• [Written request]
Search the material and gather each line with "également" in it.

-- BEGIN --

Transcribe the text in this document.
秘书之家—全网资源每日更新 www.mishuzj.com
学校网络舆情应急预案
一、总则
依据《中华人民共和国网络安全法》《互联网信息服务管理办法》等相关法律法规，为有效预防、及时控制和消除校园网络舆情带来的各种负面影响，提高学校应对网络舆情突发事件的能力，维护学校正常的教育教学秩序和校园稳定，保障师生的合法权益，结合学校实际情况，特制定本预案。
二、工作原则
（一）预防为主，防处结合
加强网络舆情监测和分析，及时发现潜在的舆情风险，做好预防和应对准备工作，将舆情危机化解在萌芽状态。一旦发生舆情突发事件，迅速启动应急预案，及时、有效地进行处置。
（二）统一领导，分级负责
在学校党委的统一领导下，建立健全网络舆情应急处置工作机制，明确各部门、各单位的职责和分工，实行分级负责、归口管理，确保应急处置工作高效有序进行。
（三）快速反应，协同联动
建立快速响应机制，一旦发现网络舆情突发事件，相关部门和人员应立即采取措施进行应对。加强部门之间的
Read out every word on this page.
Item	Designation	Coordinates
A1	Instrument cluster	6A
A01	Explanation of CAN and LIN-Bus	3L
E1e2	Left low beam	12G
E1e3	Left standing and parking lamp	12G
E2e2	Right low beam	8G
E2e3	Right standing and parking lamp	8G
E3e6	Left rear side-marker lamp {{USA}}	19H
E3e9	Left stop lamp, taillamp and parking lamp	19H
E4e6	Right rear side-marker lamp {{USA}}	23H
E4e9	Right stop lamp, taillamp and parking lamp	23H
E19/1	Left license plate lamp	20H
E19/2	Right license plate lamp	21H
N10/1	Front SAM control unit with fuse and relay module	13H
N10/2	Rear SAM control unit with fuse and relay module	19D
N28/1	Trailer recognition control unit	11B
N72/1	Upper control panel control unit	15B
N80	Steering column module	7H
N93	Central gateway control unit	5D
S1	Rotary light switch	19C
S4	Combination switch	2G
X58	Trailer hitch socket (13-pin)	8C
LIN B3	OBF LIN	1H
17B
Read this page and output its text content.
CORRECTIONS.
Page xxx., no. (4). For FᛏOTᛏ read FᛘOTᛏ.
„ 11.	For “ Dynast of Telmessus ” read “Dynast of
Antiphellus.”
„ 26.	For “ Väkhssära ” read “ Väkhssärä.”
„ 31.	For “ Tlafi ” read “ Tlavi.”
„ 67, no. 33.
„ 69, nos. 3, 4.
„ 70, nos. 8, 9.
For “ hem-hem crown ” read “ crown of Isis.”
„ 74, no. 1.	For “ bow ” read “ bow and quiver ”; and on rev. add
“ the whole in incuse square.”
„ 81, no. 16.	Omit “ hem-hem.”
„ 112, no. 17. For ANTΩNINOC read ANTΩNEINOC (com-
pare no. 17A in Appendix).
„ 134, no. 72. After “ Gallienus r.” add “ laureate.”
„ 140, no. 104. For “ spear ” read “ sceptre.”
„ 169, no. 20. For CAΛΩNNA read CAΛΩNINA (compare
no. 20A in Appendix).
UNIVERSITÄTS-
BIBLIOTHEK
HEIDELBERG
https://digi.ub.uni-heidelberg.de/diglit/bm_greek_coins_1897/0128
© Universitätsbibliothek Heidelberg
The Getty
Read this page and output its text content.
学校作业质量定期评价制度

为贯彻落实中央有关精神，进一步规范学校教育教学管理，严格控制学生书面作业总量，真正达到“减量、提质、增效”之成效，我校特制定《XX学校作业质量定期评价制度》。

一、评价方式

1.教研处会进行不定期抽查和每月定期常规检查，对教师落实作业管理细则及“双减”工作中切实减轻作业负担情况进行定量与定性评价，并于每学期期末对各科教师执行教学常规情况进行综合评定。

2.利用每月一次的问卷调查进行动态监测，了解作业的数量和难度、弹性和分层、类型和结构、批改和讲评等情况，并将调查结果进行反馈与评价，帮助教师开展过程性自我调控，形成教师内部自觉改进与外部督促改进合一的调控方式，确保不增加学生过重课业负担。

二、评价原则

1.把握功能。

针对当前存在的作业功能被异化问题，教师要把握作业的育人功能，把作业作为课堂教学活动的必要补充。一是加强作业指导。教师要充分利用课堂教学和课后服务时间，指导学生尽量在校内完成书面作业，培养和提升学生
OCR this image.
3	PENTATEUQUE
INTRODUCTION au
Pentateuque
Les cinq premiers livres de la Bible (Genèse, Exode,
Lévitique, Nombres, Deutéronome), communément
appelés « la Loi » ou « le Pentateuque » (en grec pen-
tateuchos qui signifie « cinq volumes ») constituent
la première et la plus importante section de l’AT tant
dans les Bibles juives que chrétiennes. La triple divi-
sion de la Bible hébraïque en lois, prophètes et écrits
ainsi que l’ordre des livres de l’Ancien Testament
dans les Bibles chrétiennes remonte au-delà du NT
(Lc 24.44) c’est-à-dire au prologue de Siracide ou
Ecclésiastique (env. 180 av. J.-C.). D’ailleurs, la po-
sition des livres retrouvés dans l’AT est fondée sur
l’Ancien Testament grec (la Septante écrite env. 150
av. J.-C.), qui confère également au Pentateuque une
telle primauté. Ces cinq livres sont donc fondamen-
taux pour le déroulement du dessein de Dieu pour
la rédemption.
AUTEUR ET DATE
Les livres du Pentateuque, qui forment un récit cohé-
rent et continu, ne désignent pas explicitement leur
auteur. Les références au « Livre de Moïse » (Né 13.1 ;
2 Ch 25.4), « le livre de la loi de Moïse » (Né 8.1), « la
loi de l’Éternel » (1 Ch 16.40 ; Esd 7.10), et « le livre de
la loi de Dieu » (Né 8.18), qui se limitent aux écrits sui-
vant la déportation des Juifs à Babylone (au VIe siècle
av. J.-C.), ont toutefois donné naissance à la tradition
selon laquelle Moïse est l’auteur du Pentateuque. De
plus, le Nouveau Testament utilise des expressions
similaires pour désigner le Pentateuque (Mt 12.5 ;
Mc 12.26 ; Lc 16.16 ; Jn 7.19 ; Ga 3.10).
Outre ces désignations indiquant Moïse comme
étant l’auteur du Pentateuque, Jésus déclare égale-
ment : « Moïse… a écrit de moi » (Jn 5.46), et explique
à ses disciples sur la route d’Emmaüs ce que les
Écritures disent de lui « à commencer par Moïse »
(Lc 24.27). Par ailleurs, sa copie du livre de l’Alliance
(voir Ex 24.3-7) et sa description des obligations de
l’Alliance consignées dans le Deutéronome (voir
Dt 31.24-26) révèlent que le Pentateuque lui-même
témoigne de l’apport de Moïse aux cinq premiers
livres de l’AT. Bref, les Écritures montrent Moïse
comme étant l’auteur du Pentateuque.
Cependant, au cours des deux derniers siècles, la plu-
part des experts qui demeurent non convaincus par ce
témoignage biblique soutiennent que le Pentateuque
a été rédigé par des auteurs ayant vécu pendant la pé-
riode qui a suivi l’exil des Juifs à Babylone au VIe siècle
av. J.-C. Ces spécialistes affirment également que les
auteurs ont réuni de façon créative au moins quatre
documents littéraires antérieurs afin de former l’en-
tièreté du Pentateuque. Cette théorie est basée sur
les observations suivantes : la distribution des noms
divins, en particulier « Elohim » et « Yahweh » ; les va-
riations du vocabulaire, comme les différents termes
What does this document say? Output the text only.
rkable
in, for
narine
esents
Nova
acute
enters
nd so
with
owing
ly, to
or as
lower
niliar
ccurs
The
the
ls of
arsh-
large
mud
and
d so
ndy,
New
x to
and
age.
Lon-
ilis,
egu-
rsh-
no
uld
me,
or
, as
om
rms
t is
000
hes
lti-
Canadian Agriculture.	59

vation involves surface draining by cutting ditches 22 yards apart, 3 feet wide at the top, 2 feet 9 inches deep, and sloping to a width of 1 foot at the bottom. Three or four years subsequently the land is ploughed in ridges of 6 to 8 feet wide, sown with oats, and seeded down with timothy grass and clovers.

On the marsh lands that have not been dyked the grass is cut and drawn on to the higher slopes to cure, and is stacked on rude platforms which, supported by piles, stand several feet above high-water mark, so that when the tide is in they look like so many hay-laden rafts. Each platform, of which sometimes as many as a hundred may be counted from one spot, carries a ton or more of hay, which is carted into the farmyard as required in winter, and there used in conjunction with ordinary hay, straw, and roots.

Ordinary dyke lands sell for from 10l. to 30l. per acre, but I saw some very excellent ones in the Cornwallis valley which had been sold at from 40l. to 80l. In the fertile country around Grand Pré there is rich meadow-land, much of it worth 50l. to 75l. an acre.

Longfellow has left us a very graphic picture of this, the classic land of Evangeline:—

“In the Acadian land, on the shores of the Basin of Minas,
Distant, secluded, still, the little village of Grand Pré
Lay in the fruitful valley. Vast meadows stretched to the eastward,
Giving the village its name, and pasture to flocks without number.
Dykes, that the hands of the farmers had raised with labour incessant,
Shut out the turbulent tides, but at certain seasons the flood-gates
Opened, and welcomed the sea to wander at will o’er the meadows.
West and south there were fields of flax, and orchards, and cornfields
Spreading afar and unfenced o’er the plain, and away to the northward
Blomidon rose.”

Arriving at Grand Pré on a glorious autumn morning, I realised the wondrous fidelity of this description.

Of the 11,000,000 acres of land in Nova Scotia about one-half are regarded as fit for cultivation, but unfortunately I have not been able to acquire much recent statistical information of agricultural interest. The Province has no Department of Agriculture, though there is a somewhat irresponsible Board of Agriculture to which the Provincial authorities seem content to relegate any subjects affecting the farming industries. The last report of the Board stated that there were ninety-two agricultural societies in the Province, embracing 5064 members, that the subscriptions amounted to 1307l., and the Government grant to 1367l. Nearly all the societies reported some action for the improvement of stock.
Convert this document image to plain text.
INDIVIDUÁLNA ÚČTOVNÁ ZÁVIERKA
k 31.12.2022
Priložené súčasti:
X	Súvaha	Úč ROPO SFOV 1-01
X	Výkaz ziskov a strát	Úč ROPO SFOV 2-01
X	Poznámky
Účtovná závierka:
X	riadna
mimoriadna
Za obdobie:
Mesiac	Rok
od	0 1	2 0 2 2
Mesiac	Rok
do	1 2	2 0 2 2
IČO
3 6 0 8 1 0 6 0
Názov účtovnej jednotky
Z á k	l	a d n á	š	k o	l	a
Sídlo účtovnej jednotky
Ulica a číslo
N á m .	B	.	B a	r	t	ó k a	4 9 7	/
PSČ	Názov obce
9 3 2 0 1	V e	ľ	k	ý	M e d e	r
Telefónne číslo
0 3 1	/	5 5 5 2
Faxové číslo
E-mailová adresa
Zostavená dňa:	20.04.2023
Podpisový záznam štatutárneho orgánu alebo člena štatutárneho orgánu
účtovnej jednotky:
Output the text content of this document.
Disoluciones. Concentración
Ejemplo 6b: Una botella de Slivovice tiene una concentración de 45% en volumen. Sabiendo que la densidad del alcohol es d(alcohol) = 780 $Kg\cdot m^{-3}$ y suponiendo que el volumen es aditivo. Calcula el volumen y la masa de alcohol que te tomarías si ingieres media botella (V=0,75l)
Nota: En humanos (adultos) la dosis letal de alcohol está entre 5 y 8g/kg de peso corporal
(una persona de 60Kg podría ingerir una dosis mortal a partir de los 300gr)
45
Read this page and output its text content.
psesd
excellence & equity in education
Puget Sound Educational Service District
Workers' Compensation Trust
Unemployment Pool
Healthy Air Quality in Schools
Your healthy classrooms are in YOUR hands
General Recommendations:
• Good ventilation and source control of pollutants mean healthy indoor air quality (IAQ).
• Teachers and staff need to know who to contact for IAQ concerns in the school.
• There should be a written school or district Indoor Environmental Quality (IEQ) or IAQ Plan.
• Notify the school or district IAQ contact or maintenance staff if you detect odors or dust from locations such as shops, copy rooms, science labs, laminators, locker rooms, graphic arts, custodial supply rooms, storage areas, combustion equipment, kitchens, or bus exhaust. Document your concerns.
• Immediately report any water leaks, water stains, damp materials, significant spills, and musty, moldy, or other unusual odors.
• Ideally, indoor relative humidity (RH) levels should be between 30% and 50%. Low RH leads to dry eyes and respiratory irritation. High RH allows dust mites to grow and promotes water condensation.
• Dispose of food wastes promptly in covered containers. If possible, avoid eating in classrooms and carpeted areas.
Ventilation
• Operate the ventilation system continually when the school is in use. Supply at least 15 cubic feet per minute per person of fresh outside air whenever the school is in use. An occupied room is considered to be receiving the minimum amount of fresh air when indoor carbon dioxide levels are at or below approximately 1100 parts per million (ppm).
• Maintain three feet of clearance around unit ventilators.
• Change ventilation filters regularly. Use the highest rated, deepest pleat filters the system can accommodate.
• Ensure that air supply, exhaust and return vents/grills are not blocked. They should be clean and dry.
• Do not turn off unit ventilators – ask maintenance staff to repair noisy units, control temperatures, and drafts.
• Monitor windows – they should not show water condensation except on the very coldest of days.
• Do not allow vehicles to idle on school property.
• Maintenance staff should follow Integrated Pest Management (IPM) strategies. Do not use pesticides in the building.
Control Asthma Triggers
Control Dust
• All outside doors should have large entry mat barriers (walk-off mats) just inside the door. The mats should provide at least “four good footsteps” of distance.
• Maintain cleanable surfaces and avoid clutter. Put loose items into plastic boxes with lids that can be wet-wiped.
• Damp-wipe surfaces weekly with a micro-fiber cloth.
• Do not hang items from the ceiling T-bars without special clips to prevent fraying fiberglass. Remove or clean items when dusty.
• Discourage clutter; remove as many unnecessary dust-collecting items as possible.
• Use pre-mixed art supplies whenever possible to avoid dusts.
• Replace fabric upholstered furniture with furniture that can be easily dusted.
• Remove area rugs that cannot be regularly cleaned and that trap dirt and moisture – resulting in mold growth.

-- END --

• [Answer to the exercise]
av. J.-C.), qui confère également au Pentateuque une
av. J.-C. Ces spécialistes affirment également que les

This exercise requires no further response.